WORK TO COMPLETE
Pick out the lines below with "Production" and list them.

DATA FOR REVIEW
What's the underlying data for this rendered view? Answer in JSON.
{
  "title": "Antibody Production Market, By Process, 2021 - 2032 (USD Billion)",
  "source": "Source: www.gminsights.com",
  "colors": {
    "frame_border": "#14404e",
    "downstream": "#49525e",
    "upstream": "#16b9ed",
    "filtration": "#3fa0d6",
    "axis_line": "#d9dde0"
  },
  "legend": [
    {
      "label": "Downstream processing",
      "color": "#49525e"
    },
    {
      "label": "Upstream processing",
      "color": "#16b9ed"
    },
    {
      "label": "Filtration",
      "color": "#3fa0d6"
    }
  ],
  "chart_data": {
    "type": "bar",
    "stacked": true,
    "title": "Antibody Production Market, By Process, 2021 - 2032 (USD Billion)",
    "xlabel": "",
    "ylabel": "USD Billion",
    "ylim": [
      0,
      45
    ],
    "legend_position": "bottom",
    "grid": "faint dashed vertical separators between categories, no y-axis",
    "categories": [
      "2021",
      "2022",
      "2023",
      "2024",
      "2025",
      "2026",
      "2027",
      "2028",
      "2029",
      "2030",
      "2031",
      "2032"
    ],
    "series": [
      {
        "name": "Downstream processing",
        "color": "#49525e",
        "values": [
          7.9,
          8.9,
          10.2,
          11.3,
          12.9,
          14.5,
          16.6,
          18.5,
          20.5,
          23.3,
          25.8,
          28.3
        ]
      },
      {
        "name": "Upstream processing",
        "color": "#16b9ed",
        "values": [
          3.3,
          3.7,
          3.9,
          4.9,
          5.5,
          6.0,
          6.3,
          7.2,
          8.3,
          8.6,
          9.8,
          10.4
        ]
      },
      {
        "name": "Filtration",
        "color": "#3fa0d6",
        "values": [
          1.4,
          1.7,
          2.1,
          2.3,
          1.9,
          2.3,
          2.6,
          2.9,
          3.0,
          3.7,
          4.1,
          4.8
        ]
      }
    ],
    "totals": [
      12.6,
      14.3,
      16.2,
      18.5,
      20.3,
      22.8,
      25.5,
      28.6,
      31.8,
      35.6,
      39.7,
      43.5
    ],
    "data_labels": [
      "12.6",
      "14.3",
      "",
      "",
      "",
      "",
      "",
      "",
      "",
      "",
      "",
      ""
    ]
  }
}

RESULT OF THE EXERCISE
  "title": "Antibody Production Market, By Process, 2021 - 2032 (USD Billion)",
    "title": "Antibody Production Market, By Process, 2021 - 2032 (USD Billion)",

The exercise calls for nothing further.